With the adjacency matrix G and initialization \(v^0\) being the only inputs to the algorithm, it is obvious that they are of crucial importance for diffusion based unsupervised video segmentation. We focus on both points in the following and develop first a new saliency estimation of \(v^0\) before discussing construction of the neighborhood graph G.

3.1 Saliency Estimation

For unsupervised video object segmentation, we propose to estimate the motion saliency by leveraging a boundary condition. Since we are dealing with video, motion is one of the most important cues for identifying moving foreground objects. In general, the motion of the foreground object differs from background motion. But importantly, the background region is often connected to the boundary of the image. While the latter assumption is commonly employed for image saliency detection, it has not been exploited for motion saliency estimation. To obtain the initial saliency estimate \(v^0\) defined over superpixels, we average the pixelwise motion saliency results u over the spatial support of each superpixel. We subsequently describe our developed procedure for foreground saliency estimation, taking advantage of the boundary condition. The proposed motion saliency detection is summarized in Fig. 2.

Conventional motion saliency estimation techniques for video object segmentation are based on either background subtraction [6], trajectory clustering [5], or motion separation [13]. Background subtraction techniques typically assume a static camera, which is not applicable for complex videos. Trajectory clustering groups points with similar trajectories, which is sensitive to non-rigid transformation. Motion separation detects background by finding the dominant motion and subsequently calculates the difference in magnitude and/or orientation between the motion at each pixel, and the dominant motion. The larger the difference, the more likely the pixel to be foreground. Again, complex motion poses challenges, making it hard to separate foreground from background.

In contrast, we propose to use the boundary condition that is commonly used for image saliency detection [53, 56] to support motion saliency estimation for unsupervised video segmentation. Our approach is based on the intuition that the background region is connected to image boundaries in some way. Therefore we calculate a distance metric for every pixel to the boundary. Compared to the aforementioned techniques, we will show that our method can better deal with complex, non-rigid motion.

→ **Things to do**
1) Answer these questions using the video segmentation text, one answer per line:
(a) What are the only two inputs to the algorithm?
(b) Which conventional technique typically assumes a static camera?
(c) According to the text, what is the background region often connected to?
2) Change the video segmentation text from "Conventional motion saliency" to "foreground from background.", putting "principal motion" wherever "dominant motion" appears.
3) Carry the video segmentation text on from its last sentence.
The records have nothing to do with the tasks set on the video segmentation text.

→ **Dataset extract**

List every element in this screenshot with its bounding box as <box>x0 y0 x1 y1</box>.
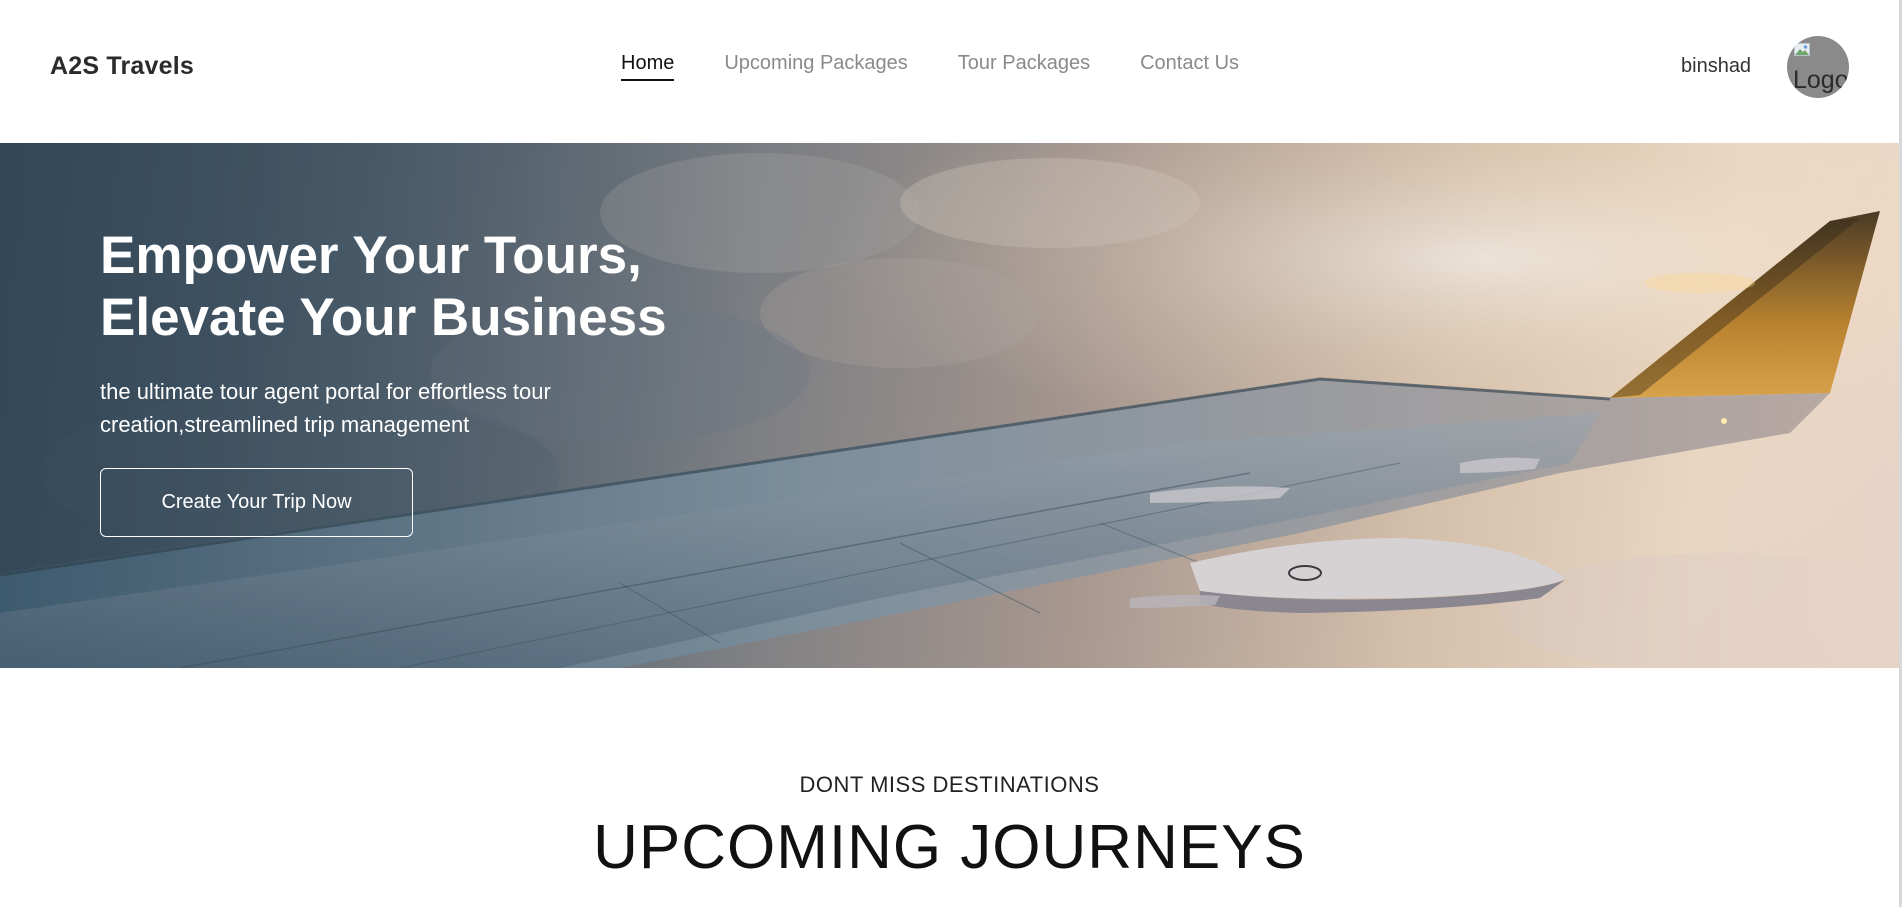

==

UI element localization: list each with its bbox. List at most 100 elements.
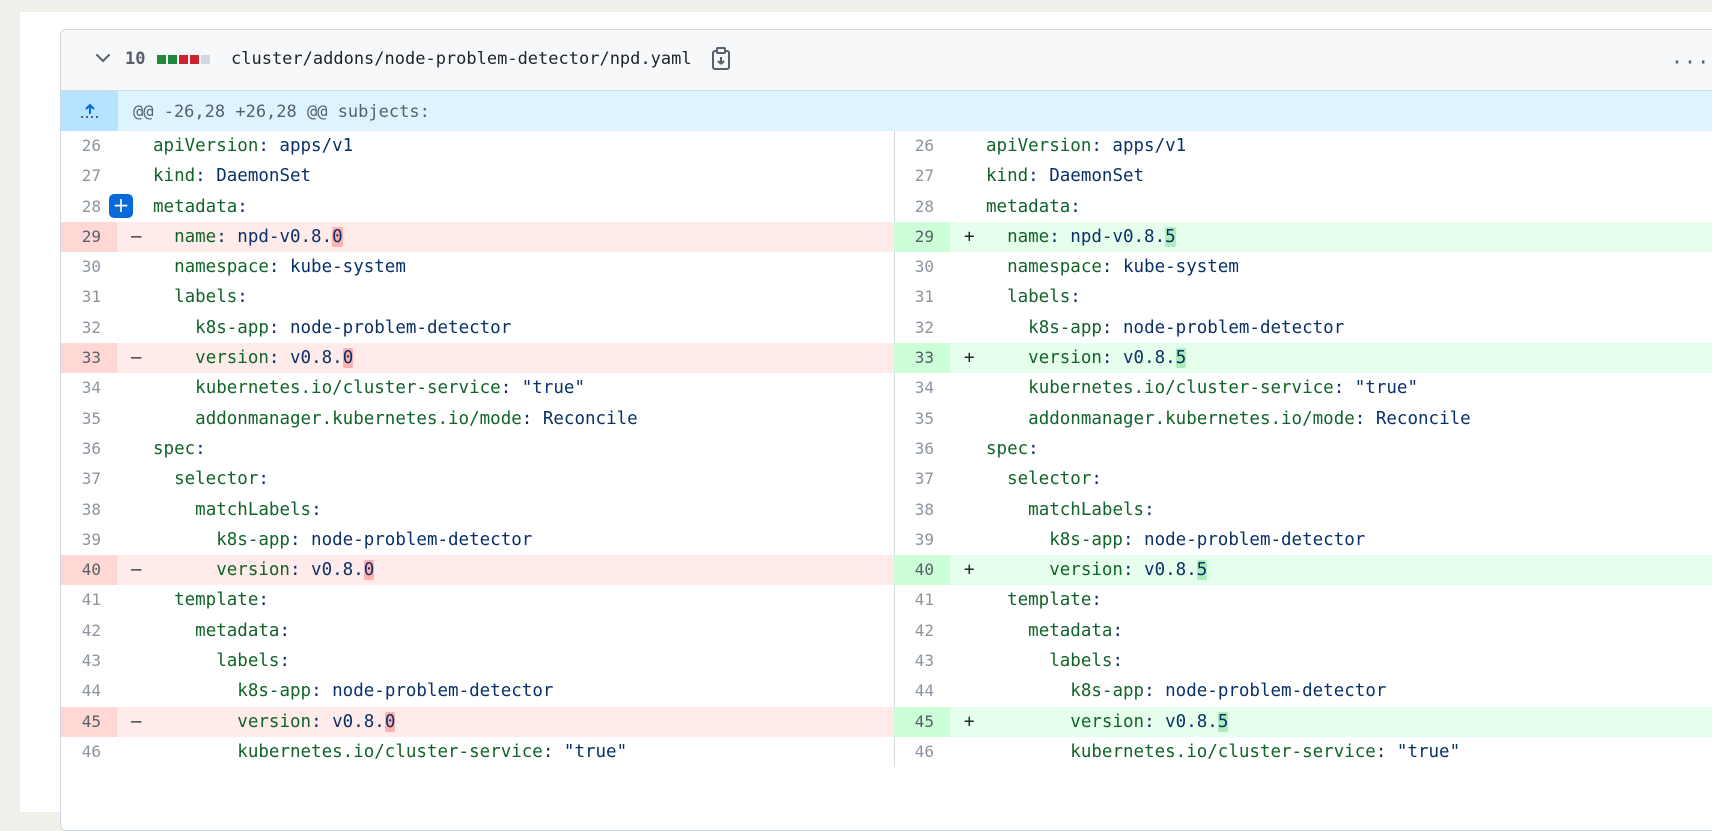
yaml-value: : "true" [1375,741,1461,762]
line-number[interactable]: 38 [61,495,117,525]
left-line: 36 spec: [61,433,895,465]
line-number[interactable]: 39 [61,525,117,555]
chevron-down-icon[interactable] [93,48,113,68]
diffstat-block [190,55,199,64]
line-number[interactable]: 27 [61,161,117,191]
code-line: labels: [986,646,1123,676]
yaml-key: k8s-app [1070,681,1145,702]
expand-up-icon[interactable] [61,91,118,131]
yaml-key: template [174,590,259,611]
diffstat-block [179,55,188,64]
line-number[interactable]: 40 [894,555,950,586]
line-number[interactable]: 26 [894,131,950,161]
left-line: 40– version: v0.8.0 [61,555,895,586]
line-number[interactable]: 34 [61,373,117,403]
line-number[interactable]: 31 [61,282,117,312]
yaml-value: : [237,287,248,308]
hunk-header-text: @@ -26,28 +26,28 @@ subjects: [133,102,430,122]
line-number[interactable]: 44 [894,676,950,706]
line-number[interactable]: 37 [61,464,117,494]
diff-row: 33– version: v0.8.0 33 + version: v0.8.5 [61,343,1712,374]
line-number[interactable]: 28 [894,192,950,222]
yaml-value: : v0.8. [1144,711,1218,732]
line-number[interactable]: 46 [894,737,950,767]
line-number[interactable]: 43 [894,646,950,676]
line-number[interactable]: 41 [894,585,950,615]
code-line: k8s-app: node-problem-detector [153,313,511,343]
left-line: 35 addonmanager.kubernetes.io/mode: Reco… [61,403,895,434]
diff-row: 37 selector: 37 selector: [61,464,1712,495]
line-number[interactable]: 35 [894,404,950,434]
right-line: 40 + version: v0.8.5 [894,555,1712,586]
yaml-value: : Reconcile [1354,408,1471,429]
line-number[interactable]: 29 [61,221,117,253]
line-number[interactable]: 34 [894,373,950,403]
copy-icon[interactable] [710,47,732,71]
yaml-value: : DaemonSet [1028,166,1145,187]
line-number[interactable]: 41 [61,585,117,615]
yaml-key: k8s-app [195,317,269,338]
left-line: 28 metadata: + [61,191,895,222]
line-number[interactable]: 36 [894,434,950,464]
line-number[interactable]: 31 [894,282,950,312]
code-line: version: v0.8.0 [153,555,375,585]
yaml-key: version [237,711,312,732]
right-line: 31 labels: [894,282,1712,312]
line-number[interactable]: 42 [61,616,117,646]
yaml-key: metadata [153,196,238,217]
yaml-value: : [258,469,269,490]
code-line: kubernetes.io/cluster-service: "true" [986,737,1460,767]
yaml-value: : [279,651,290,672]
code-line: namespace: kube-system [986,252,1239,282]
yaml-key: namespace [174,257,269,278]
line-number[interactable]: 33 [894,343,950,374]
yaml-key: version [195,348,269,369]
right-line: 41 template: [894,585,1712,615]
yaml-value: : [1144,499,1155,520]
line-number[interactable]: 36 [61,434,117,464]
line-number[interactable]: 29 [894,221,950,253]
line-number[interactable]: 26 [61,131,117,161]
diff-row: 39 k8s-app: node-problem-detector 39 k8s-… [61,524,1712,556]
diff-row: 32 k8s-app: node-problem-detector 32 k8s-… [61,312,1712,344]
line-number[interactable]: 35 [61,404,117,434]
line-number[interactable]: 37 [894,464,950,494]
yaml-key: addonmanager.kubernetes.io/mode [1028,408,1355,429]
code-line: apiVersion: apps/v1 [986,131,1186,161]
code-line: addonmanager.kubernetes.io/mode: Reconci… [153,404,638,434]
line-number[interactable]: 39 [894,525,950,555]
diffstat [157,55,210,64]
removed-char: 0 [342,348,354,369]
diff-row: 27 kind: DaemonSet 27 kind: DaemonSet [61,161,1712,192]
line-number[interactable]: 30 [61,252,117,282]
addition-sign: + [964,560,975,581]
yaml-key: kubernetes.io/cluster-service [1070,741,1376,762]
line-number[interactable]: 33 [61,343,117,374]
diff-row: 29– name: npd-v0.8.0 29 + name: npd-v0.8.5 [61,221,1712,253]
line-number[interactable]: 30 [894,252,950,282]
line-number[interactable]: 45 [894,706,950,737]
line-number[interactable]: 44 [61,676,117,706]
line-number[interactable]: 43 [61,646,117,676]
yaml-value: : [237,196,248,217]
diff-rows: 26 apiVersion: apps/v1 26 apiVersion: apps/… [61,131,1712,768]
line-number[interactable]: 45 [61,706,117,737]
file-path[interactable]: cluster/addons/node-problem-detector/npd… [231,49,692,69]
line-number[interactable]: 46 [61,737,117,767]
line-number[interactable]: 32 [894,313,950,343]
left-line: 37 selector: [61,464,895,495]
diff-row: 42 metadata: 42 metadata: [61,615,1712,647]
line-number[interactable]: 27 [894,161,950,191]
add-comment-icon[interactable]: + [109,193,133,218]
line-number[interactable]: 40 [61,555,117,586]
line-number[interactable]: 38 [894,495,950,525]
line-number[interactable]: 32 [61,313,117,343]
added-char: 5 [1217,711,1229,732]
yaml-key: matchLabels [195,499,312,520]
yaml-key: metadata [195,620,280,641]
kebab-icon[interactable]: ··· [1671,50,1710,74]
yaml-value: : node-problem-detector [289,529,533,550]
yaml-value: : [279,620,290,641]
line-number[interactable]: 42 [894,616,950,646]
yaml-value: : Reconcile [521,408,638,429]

==

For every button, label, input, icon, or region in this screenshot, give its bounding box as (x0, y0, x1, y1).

→ **Answers given**
1)
(a) The adjacency matrix G and the initialization \(v^0\).
(b) Background subtraction.
(c) The boundary of the image.

2)
Conventional motion saliency estimation techniques for video object segmentation are based on either background subtraction [6], trajectory clustering [5], or motion separation [13]. Background subtraction techniques typically assume a static camera, which is not applicable for complex videos. Trajectory clustering groups points with similar trajectories, which is sensitive to non-rigid transformation. Motion separation detects background by finding the principal motion and subsequently calculates the difference in magnitude and/or orientation between the motion at each pixel, and the principal motion. The larger the difference, the more likely the pixel to be foreground. Again, complex motion poses challenges, making it hard to separate foreground from background.

3)
We use u to denote the foreground motion saliency of the video. Moreover, \(u_{i}\) and \(u_{i}(p_i)\) denote the foreground saliency for frame i and for pixel \(p_i\) in frame i respectively. To compute the motion saliency estimate, we treat every frame \(x_i\), \(i\in \{1, \ldots , F\}\) independently. Given a frame \(x_i\), let \(x_{i}(p_i)\) refer to the intensity values of pixel \(p_i\), and let \(f_{i}(p_i)\in \mathbb {R}^2\) denote the optical flow vector measuring the motion of the object illustrated at pixel \(p_i\) between frame i and frame \(i+1\). In addition, let \(\mathcal{B}_i\) denote the set of boundary pixels of frame i.

We compute the foreground motion saliency \(u_{i}\) of frame i based on two terms \(u_{i}^{(0)}\) and \(u_{i}^{(1)}\), each of which measures a distance between any pixel \(p_i\) of the i-th frame and the boundary \(\mathcal{B}_i\). For the first distance \(u_{i}^{(0)}\), we compute the smallest flow direction difference observed between a pixel \(p_i\) and common flow directions on the boundary. For the second distance \(u_{i}^{(1)}\), we measure the smallest barrier distance between pixel \(p_i\) and boundary pixels. Both of the terms capture the similarity between the motion at pixel \(p_i\) and the background motion. Subsequently, we explain both terms in greater detail.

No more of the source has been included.